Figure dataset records
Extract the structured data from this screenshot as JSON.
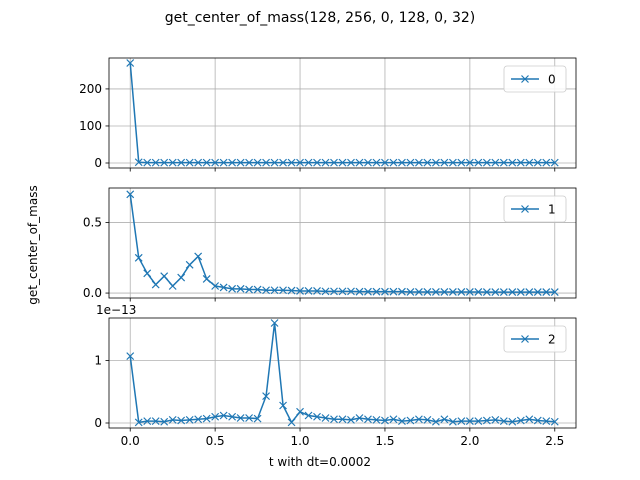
{
  "chart_data": {
    "type": "line",
    "title": "get_center_of_mass(128, 256, 0, 128, 0, 32)",
    "xlabel": "t with dt=0.0002",
    "ylabel": "get_center_of_mass",
    "xlim": [
      -0.125,
      2.625
    ],
    "xticks": [
      "0.0",
      "0.5",
      "1.0",
      "1.5",
      "2.0",
      "2.5"
    ],
    "xtick_values": [
      0,
      0.5,
      1.0,
      1.5,
      2.0,
      2.5
    ],
    "grid": true,
    "color": "#1f77b4",
    "marker": "x",
    "x": [
      0,
      0.05,
      0.1,
      0.15,
      0.2,
      0.25,
      0.3,
      0.35,
      0.4,
      0.45,
      0.5,
      0.55,
      0.6,
      0.65,
      0.7,
      0.75,
      0.8,
      0.85,
      0.9,
      0.95,
      1.0,
      1.05,
      1.1,
      1.15,
      1.2,
      1.25,
      1.3,
      1.35,
      1.4,
      1.45,
      1.5,
      1.55,
      1.6,
      1.65,
      1.7,
      1.75,
      1.8,
      1.85,
      1.9,
      1.95,
      2.0,
      2.05,
      2.1,
      2.15,
      2.2,
      2.25,
      2.3,
      2.35,
      2.4,
      2.45,
      2.5
    ],
    "subplots": [
      {
        "legend": "0",
        "legend_position": "upper right",
        "ylim": [
          -13.5,
          283.5
        ],
        "yticks": [
          "0",
          "100",
          "200"
        ],
        "ytick_values": [
          0,
          100,
          200
        ],
        "offset_text": "",
        "values": [
          270,
          2,
          1,
          1,
          1,
          1,
          1,
          1,
          1,
          1,
          1,
          1,
          1,
          1,
          1,
          1,
          1,
          1,
          1,
          1,
          1,
          1,
          1,
          1,
          1,
          1,
          1,
          1,
          1,
          1,
          1,
          1,
          1,
          1,
          1,
          1,
          1,
          1,
          1,
          1,
          1,
          1,
          1,
          1,
          1,
          1,
          1,
          1,
          1,
          1,
          1
        ]
      },
      {
        "legend": "1",
        "legend_position": "upper right",
        "ylim": [
          -0.035,
          0.745
        ],
        "yticks": [
          "0.0",
          "0.5"
        ],
        "ytick_values": [
          0,
          0.5
        ],
        "offset_text": "",
        "values": [
          0.7,
          0.25,
          0.14,
          0.06,
          0.12,
          0.05,
          0.11,
          0.2,
          0.26,
          0.1,
          0.05,
          0.04,
          0.03,
          0.03,
          0.025,
          0.025,
          0.02,
          0.02,
          0.02,
          0.018,
          0.015,
          0.015,
          0.015,
          0.012,
          0.012,
          0.012,
          0.012,
          0.01,
          0.01,
          0.01,
          0.01,
          0.01,
          0.01,
          0.008,
          0.008,
          0.008,
          0.008,
          0.008,
          0.008,
          0.008,
          0.008,
          0.008,
          0.007,
          0.007,
          0.007,
          0.007,
          0.007,
          0.007,
          0.007,
          0.007,
          0.007
        ]
      },
      {
        "legend": "2",
        "legend_position": "upper right",
        "ylim": [
          -0.08,
          1.68
        ],
        "yticks": [
          "0",
          "1"
        ],
        "ytick_values": [
          0,
          1
        ],
        "offset_text": "1e−13",
        "values": [
          1.07,
          0.01,
          0.03,
          0.03,
          0.02,
          0.05,
          0.04,
          0.05,
          0.06,
          0.07,
          0.1,
          0.12,
          0.1,
          0.08,
          0.08,
          0.07,
          0.43,
          1.6,
          0.28,
          0.01,
          0.18,
          0.12,
          0.1,
          0.08,
          0.06,
          0.06,
          0.05,
          0.08,
          0.06,
          0.05,
          0.04,
          0.06,
          0.03,
          0.04,
          0.06,
          0.05,
          0.02,
          0.06,
          0.02,
          0.03,
          0.03,
          0.03,
          0.04,
          0.05,
          0.03,
          0.02,
          0.04,
          0.06,
          0.04,
          0.03,
          0.02
        ]
      }
    ]
  }
}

*GIVEN REQUEST*: Output every entry verbatim. Pictures do not belong in the copy.

*FINAL ANSWER*:
Extract the structured data from this screenshot as JSON.
{
  "chart_data": {
    "type": "line",
    "title": "get_center_of_mass(128, 256, 0, 128, 0, 32)",
    "xlabel": "t with dt=0.0002",
    "ylabel": "get_center_of_mass",
    "xlim": [
      -0.125,
      2.625
    ],
    "xticks": [
      "0.0",
      "0.5",
      "1.0",
      "1.5",
      "2.0",
      "2.5"
    ],
    "xtick_values": [
      0,
      0.5,
      1.0,
      1.5,
      2.0,
      2.5
    ],
    "grid": true,
    "color": "#1f77b4",
    "marker": "x",
    "x": [
      0,
      0.05,
      0.1,
      0.15,
      0.2,
      0.25,
      0.3,
      0.35,
      0.4,
      0.45,
      0.5,
      0.55,
      0.6,
      0.65,
      0.7,
      0.75,
      0.8,
      0.85,
      0.9,
      0.95,
      1.0,
      1.05,
      1.1,
      1.15,
      1.2,
      1.25,
      1.3,
      1.35,
      1.4,
      1.45,
      1.5,
      1.55,
      1.6,
      1.65,
      1.7,
      1.75,
      1.8,
      1.85,
      1.9,
      1.95,
      2.0,
      2.05,
      2.1,
      2.15,
      2.2,
      2.25,
      2.3,
      2.35,
      2.4,
      2.45,
      2.5
    ],
    "subplots": [
      {
        "legend": "0",
        "legend_position": "upper right",
        "ylim": [
          -13.5,
          283.5
        ],
        "yticks": [
          "0",
          "100",
          "200"
        ],
        "ytick_values": [
          0,
          100,
          200
        ],
        "offset_text": "",
        "values": [
          270,
          2,
          1,
          1,
          1,
          1,
          1,
          1,
          1,
          1,
          1,
          1,
          1,
          1,
          1,
          1,
          1,
          1,
          1,
          1,
          1,
          1,
          1,
          1,
          1,
          1,
          1,
          1,
          1,
          1,
          1,
          1,
          1,
          1,
          1,
          1,
          1,
          1,
          1,
          1,
          1,
          1,
          1,
          1,
          1,
          1,
          1,
          1,
          1,
          1,
          1
        ]
      },
      {
        "legend": "1",
        "legend_position": "upper right",
        "ylim": [
          -0.035,
          0.745
        ],
        "yticks": [
          "0.0",
          "0.5"
        ],
        "ytick_values": [
          0,
          0.5
        ],
        "offset_text": "",
        "values": [
          0.7,
          0.25,
          0.14,
          0.06,
          0.12,
          0.05,
          0.11,
          0.2,
          0.26,
          0.1,
          0.05,
          0.04,
          0.03,
          0.03,
          0.025,
          0.025,
          0.02,
          0.02,
          0.02,
          0.018,
          0.015,
          0.015,
          0.015,
          0.012,
          0.012,
          0.012,
          0.012,
          0.01,
          0.01,
          0.01,
          0.01,
          0.01,
          0.01,
          0.008,
          0.008,
          0.008,
          0.008,
          0.008,
          0.008,
          0.008,
          0.008,
          0.008,
          0.007,
          0.007,
          0.007,
          0.007,
          0.007,
          0.007,
          0.007,
          0.007,
          0.007
        ]
      },
      {
        "legend": "2",
        "legend_position": "upper right",
        "ylim": [
          -0.08,
          1.68
        ],
        "yticks": [
          "0",
          "1"
        ],
        "ytick_values": [
          0,
          1
        ],
        "offset_text": "1e−13",
        "values": [
          1.07,
          0.01,
          0.03,
          0.03,
          0.02,
          0.05,
          0.04,
          0.05,
          0.06,
          0.07,
          0.1,
          0.12,
          0.1,
          0.08,
          0.08,
          0.07,
          0.43,
          1.6,
          0.28,
          0.01,
          0.18,
          0.12,
          0.1,
          0.08,
          0.06,
          0.06,
          0.05,
          0.08,
          0.06,
          0.05,
          0.04,
          0.06,
          0.03,
          0.04,
          0.06,
          0.05,
          0.02,
          0.06,
          0.02,
          0.03,
          0.03,
          0.03,
          0.04,
          0.05,
          0.03,
          0.02,
          0.04,
          0.06,
          0.04,
          0.03,
          0.02
        ]
      }
    ]
  }
}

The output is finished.